Figure content listings:

----------------

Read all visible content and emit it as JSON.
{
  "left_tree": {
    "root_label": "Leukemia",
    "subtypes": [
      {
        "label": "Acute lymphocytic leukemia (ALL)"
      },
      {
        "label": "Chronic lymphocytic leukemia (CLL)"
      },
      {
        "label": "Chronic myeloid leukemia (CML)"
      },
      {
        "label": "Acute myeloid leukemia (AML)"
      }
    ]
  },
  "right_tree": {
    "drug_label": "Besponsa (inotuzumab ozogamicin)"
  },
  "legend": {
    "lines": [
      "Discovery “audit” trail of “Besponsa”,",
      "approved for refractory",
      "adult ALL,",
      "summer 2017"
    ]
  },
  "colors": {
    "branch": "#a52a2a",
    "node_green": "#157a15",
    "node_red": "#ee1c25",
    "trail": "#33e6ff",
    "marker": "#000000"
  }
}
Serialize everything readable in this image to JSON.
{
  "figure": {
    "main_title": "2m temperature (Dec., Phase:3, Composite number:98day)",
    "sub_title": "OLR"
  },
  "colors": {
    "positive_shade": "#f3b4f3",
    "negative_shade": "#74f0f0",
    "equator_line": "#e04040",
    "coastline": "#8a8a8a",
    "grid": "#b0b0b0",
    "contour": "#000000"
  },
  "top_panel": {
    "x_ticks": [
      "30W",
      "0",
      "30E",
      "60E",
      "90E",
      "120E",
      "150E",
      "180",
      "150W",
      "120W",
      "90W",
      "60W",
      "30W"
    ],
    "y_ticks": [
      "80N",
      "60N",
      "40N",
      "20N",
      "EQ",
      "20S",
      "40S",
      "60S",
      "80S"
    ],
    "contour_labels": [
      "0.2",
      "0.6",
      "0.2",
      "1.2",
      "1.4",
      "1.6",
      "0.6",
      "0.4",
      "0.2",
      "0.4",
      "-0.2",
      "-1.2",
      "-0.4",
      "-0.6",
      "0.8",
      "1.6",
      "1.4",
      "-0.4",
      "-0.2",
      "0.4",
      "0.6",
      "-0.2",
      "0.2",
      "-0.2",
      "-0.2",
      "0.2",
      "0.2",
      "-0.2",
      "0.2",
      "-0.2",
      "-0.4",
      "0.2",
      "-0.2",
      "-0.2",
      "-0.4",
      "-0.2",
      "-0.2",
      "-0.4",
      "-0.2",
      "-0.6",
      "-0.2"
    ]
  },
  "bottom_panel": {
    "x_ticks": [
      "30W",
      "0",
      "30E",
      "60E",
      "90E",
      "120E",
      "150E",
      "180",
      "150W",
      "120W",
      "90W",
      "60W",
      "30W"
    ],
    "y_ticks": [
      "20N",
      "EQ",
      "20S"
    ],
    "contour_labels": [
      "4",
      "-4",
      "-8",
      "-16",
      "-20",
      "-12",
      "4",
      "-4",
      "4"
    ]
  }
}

----------------

**Exercise aim**
Starting with the line that contains "Serialize everything readable", write out each line through the end of the listing, exactly as it appears, and include nothing else.

**Solution to this task**
Serialize everything readable in this image to JSON.
{
  "figure": {
    "main_title": "2m temperature (Dec., Phase:3, Composite number:98day)",
    "sub_title": "OLR"
  },
  "colors": {
    "positive_shade": "#f3b4f3",
    "negative_shade": "#74f0f0",
    "equator_line": "#e04040",
    "coastline": "#8a8a8a",
    "grid": "#b0b0b0",
    "contour": "#000000"
  },
  "top_panel": {
    "x_ticks": [
      "30W",
      "0",
      "30E",
      "60E",
      "90E",
      "120E",
      "150E",
      "180",
      "150W",
      "120W",
      "90W",
      "60W",
      "30W"
    ],
    "y_ticks": [
      "80N",
      "60N",
      "40N",
      "20N",
      "EQ",
      "20S",
      "40S",
      "60S",
      "80S"
    ],
    "contour_labels": [
      "0.2",
      "0.6",
      "0.2",
      "1.2",
      "1.4",
      "1.6",
      "0.6",
      "0.4",
      "0.2",
      "0.4",
      "-0.2",
      "-1.2",
      "-0.4",
      "-0.6",
      "0.8",
      "1.6",
      "1.4",
      "-0.4",
      "-0.2",
      "0.4",
      "0.6",
      "-0.2",
      "0.2",
      "-0.2",
      "-0.2",
      "0.2",
      "0.2",
      "-0.2",
      "0.2",
      "-0.2",
      "-0.4",
      "0.2",
      "-0.2",
      "-0.2",
      "-0.4",
      "-0.2",
      "-0.2",
      "-0.4",
      "-0.2",
      "-0.6",
      "-0.2"
    ]
  },
  "bottom_panel": {
    "x_ticks": [
      "30W",
      "0",
      "30E",
      "60E",
      "90E",
      "120E",
      "150E",
      "180",
      "150W",
      "120W",
      "90W",
      "60W",
      "30W"
    ],
    "y_ticks": [
      "20N",
      "EQ",
      "20S"
    ],
    "contour_labels": [
      "4",
      "-4",
      "-8",
      "-16",
      "-20",
      "-12",
      "4",
      "-4",
      "4"
    ]
  }
}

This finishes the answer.